- _WHAT TO WORK ON_
Find the lines holding "this" and copy them.

- _TASK INPUTS_
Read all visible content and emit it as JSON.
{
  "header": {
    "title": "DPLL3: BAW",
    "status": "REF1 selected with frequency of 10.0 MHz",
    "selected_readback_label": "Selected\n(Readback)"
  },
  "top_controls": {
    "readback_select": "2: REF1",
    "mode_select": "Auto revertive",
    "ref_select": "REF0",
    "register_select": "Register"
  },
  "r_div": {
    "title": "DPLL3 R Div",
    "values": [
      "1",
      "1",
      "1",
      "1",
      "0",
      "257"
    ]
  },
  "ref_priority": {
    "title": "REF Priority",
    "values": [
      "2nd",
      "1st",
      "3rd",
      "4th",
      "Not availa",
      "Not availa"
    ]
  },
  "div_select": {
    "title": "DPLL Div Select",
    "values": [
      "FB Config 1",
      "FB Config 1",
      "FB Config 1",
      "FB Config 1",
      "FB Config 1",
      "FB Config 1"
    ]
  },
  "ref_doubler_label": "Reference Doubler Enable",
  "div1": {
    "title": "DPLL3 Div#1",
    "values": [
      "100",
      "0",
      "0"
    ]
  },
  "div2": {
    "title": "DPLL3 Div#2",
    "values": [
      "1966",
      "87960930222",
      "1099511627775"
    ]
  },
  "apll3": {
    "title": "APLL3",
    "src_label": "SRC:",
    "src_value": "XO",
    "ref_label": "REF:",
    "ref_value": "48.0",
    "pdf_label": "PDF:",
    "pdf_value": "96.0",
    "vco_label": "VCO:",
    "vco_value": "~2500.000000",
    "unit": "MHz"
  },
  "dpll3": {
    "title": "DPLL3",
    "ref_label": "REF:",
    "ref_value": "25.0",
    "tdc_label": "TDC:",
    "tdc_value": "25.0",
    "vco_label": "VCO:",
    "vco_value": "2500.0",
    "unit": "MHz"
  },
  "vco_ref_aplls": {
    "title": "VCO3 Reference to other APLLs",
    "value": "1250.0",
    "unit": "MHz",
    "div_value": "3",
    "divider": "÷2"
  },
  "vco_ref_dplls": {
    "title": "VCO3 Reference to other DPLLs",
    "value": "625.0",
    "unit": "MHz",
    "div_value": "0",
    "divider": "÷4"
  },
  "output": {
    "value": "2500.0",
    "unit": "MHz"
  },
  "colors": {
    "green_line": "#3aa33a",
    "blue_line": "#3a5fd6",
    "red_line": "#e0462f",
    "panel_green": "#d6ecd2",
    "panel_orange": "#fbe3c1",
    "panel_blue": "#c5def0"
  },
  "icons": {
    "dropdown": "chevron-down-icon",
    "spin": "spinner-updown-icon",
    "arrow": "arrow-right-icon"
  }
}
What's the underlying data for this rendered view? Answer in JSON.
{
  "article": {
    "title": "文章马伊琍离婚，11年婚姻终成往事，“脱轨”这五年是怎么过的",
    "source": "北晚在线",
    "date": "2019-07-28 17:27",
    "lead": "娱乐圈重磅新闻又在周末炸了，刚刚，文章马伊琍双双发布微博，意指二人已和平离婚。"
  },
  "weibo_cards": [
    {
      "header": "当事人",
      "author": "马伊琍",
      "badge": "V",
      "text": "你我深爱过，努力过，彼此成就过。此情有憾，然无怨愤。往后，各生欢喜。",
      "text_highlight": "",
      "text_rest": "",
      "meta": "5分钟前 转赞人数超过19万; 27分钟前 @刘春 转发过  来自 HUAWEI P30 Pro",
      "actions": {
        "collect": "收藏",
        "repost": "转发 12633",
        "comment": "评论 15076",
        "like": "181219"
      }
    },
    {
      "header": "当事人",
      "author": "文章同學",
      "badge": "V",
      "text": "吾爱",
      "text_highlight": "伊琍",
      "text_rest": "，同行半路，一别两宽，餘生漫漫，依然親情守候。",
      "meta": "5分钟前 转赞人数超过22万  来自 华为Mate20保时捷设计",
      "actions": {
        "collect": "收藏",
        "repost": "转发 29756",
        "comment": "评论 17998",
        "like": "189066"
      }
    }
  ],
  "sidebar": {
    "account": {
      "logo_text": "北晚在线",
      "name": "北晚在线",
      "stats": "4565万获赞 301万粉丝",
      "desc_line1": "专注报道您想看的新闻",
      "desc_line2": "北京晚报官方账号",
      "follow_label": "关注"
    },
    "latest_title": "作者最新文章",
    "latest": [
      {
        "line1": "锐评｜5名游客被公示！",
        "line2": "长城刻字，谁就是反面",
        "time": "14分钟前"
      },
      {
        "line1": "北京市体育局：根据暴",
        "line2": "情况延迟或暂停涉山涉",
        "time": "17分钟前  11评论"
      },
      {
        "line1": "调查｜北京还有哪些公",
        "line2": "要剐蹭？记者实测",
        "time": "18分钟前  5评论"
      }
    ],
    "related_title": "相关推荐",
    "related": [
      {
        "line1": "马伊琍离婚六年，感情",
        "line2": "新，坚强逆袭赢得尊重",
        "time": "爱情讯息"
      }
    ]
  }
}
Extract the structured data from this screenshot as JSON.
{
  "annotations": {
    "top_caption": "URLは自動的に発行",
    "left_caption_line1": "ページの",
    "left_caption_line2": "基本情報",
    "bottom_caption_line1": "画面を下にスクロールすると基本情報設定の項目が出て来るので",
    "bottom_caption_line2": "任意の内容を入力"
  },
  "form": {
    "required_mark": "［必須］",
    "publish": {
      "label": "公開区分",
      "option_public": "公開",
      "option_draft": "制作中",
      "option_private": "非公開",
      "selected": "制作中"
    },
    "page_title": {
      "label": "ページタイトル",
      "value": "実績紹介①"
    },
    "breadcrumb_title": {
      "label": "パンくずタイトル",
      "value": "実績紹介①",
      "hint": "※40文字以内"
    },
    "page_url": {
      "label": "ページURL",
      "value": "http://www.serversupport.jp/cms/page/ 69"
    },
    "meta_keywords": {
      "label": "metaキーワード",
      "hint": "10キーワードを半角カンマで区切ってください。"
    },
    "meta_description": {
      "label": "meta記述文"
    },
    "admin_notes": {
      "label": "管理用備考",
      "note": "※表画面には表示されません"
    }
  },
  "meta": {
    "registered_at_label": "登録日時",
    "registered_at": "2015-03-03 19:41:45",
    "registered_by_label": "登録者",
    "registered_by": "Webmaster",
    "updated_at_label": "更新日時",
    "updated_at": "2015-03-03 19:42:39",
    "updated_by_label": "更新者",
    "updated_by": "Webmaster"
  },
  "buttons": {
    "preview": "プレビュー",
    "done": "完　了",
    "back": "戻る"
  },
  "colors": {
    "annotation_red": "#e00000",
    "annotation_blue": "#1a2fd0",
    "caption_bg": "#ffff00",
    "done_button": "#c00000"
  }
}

- _EXERCISE RESULT_
What's the underlying data for this rendered view? Answer in JSON.
Extract the structured data from this screenshot as JSON.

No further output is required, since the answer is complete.